Where a line in the listing below contains the word "City", copy that line.
=== DATA FOR THIS TASK ===
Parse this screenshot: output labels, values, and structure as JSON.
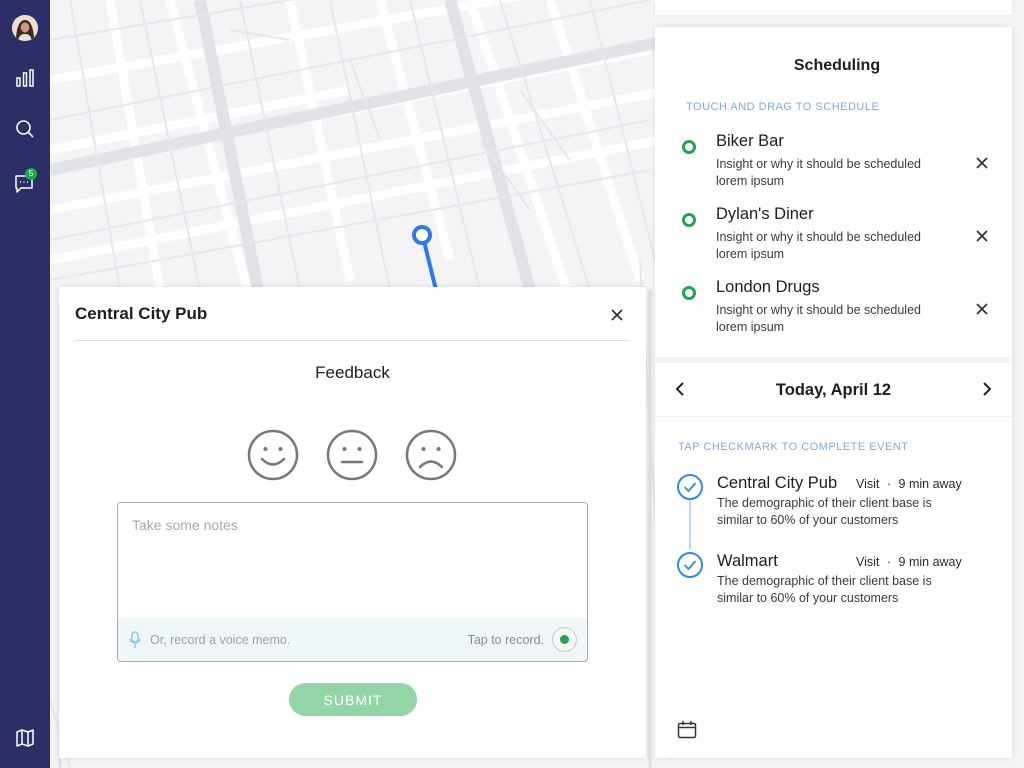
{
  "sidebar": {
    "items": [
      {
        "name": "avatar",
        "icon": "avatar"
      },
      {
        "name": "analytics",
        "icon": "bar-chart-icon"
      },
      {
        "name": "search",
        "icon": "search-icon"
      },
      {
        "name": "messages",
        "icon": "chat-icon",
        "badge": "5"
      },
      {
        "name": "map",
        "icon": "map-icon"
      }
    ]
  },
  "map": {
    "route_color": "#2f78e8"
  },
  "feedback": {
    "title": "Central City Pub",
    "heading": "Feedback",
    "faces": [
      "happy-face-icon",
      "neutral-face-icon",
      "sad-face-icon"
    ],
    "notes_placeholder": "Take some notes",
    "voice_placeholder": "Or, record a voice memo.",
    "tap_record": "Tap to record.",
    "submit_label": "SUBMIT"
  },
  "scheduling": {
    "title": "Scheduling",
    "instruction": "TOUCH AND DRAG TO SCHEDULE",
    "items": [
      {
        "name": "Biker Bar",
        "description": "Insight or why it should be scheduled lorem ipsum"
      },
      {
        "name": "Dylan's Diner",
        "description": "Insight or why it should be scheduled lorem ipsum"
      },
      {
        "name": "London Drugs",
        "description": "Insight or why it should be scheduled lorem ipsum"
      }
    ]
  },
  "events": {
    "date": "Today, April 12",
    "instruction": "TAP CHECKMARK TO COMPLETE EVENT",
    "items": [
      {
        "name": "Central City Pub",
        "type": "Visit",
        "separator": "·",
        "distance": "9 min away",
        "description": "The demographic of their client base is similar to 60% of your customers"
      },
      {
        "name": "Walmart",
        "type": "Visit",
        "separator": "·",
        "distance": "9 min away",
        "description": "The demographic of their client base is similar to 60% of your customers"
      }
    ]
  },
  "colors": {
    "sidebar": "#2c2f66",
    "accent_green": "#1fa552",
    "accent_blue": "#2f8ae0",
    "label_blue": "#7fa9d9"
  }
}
===
=== DATA FOR THIS TASK ===
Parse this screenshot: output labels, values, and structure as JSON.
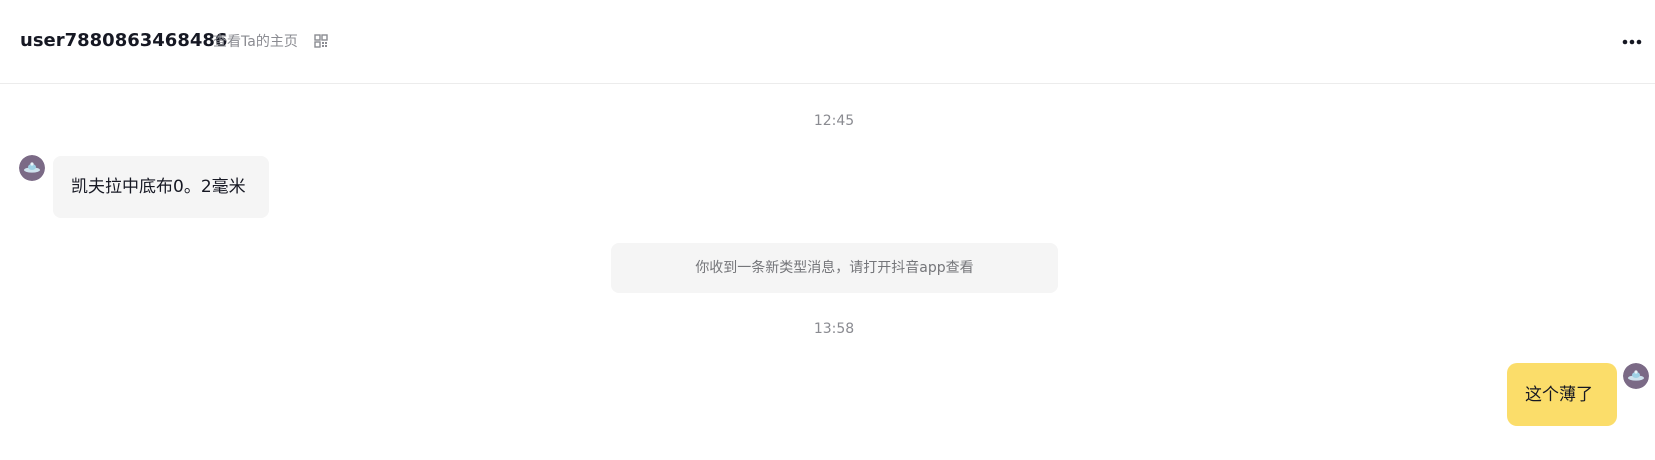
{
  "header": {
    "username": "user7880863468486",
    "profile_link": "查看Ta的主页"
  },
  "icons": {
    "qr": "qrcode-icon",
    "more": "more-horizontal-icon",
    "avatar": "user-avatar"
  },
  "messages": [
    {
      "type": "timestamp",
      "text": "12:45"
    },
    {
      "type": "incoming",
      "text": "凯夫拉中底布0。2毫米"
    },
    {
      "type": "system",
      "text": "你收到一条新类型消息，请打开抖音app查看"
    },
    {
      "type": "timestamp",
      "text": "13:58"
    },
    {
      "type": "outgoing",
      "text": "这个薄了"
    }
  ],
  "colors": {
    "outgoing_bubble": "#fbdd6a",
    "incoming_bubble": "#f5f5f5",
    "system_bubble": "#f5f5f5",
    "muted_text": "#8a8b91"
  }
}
===
=== DATA FOR THIS TASK ===
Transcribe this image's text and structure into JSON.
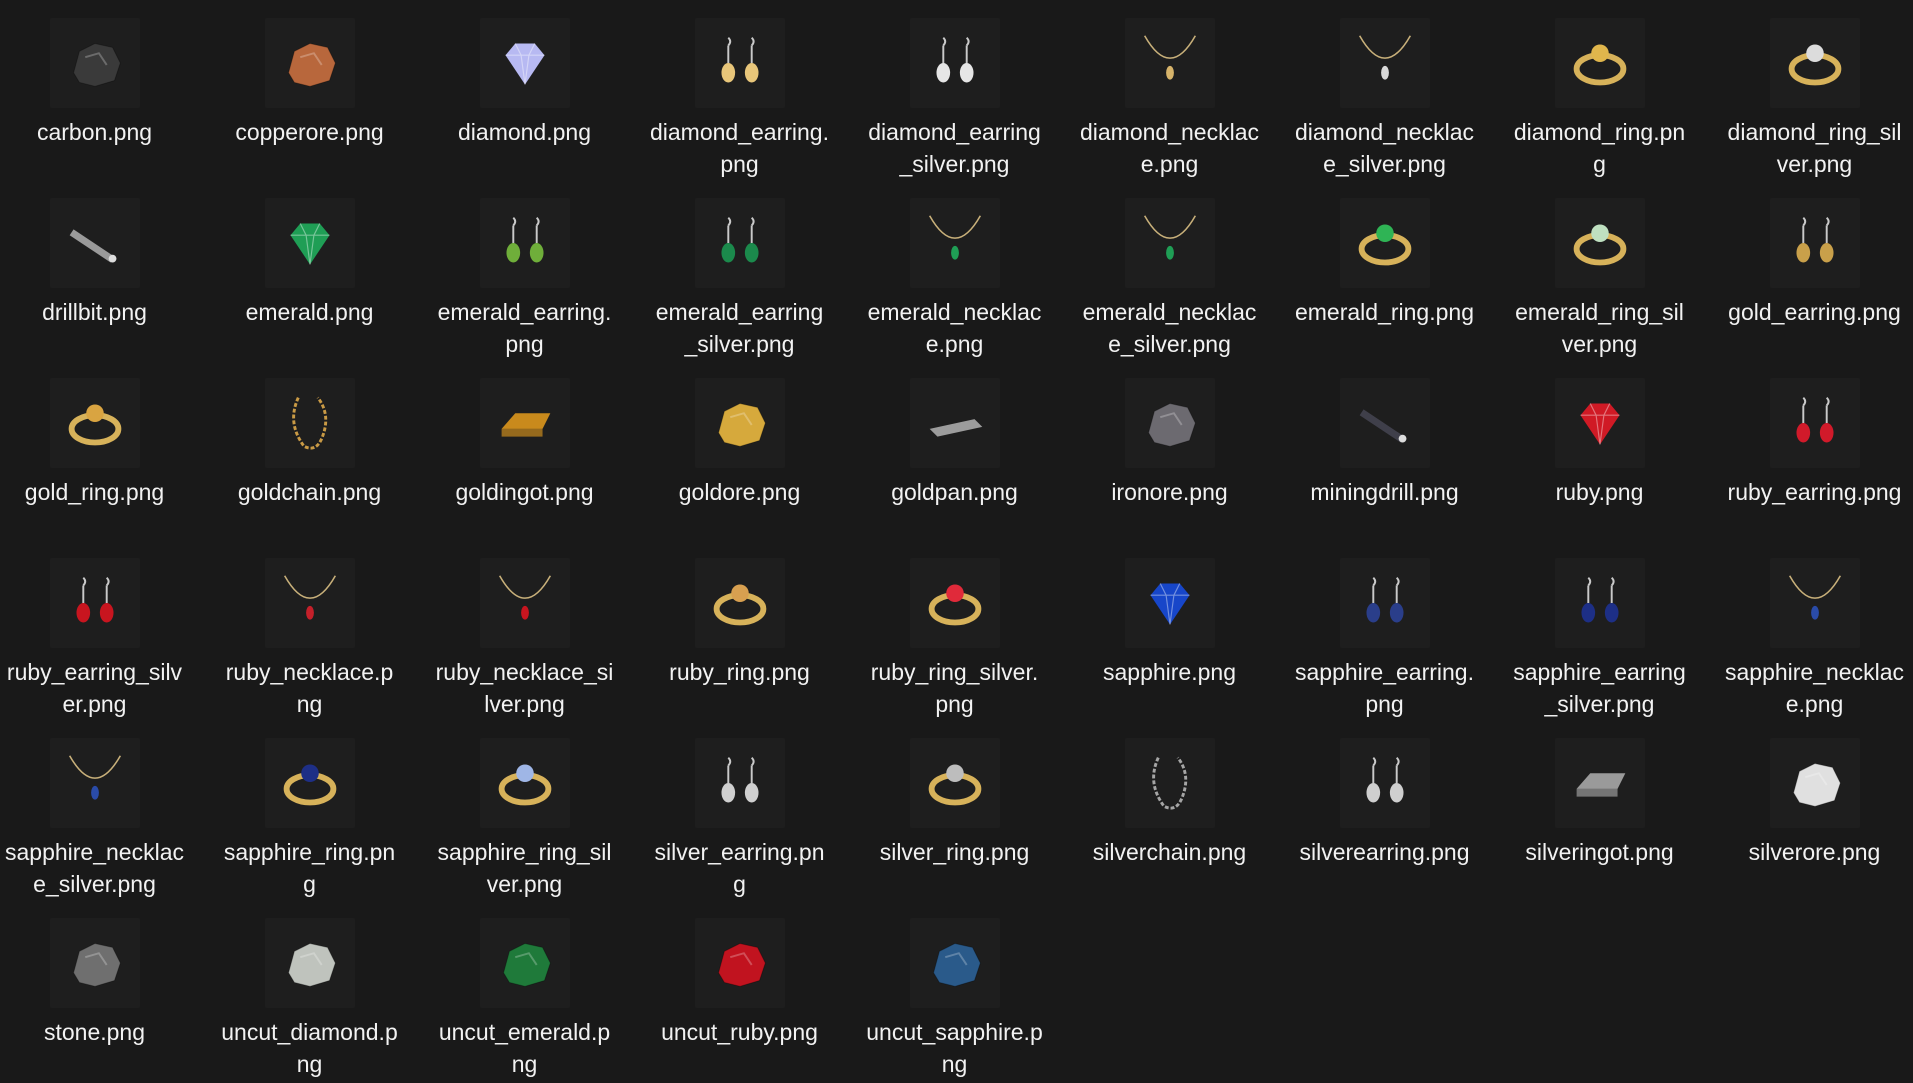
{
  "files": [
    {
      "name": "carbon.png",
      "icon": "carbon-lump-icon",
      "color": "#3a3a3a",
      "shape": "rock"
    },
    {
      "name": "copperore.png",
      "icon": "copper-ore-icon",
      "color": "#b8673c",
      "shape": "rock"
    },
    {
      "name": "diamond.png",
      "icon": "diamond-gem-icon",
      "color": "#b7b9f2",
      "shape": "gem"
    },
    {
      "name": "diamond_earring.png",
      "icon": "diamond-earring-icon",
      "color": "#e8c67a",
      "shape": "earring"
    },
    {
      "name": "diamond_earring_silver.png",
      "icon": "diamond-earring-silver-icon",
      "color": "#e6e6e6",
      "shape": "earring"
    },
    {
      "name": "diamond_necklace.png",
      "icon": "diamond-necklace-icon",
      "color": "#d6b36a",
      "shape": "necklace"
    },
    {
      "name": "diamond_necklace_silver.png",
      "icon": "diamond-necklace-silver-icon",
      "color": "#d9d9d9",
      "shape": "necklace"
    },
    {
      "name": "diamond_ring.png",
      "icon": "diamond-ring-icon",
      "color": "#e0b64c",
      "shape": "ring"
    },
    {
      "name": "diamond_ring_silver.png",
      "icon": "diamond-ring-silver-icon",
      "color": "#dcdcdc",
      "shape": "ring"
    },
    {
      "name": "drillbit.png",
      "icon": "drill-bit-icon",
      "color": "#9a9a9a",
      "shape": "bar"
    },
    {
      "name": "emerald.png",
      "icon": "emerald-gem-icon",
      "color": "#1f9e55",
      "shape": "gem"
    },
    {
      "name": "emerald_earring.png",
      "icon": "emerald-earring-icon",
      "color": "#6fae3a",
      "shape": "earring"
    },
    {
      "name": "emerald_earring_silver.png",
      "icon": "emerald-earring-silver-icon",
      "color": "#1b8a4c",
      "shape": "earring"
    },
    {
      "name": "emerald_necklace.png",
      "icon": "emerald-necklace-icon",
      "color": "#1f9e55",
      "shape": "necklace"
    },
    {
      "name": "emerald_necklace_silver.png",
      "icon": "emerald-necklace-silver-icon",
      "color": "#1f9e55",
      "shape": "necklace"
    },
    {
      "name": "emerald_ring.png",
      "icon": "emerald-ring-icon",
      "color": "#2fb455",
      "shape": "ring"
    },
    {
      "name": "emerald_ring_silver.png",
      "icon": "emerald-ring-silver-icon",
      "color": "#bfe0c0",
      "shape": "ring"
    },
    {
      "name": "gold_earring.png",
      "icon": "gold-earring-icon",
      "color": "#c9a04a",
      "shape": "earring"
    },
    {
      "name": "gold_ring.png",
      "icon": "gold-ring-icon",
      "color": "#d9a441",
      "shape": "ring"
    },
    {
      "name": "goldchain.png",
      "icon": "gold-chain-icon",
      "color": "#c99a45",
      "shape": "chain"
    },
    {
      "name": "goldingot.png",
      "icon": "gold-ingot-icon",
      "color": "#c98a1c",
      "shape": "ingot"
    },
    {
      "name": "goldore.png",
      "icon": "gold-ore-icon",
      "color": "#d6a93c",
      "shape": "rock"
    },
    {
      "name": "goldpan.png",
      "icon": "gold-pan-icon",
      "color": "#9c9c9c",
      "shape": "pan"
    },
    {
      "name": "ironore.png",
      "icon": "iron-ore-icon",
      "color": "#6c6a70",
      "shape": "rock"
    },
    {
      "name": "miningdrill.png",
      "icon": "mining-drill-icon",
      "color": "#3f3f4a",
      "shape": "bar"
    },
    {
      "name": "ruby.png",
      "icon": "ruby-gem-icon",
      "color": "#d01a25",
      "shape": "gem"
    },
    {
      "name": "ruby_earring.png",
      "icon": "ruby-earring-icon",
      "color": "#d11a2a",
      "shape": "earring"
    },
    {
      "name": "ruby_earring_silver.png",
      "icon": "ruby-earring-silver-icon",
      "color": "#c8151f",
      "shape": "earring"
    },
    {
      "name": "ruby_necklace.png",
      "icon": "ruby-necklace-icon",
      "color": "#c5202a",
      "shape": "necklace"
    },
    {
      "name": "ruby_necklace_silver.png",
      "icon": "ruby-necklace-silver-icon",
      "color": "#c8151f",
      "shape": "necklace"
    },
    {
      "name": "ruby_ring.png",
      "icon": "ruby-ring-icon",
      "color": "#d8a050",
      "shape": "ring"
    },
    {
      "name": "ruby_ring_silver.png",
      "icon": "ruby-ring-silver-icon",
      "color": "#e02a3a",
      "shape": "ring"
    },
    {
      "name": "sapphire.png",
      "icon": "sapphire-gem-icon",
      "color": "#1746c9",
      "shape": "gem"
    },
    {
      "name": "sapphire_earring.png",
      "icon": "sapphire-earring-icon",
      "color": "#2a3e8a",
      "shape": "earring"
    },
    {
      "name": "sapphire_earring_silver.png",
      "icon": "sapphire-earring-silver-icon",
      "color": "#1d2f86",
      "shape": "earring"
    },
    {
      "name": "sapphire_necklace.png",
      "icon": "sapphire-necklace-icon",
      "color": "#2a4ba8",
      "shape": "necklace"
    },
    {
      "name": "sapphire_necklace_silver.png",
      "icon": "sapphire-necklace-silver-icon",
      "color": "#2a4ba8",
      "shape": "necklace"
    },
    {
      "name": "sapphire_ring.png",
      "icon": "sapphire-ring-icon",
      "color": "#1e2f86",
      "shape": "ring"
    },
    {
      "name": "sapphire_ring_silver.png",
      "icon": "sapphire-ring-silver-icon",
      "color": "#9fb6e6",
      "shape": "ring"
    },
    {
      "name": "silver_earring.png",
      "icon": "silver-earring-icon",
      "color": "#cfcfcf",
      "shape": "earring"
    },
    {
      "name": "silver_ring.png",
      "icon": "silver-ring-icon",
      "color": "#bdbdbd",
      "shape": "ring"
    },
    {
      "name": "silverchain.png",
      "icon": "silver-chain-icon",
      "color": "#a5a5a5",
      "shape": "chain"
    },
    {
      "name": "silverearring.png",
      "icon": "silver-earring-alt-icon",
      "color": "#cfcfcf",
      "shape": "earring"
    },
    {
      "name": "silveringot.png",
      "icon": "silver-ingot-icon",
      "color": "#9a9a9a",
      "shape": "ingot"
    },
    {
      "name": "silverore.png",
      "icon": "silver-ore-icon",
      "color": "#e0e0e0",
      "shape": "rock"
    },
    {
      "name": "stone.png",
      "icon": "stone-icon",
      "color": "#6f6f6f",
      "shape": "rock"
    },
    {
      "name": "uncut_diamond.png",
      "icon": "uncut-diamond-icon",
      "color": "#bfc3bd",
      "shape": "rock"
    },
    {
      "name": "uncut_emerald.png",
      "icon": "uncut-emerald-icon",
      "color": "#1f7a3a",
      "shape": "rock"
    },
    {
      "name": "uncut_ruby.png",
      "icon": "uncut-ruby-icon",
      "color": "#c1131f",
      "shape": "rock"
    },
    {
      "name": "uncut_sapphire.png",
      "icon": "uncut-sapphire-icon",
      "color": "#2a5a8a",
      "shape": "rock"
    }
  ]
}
===
## TASK RESPONSE
    "title": "Central City Pub",
        "name": "Central City Pub",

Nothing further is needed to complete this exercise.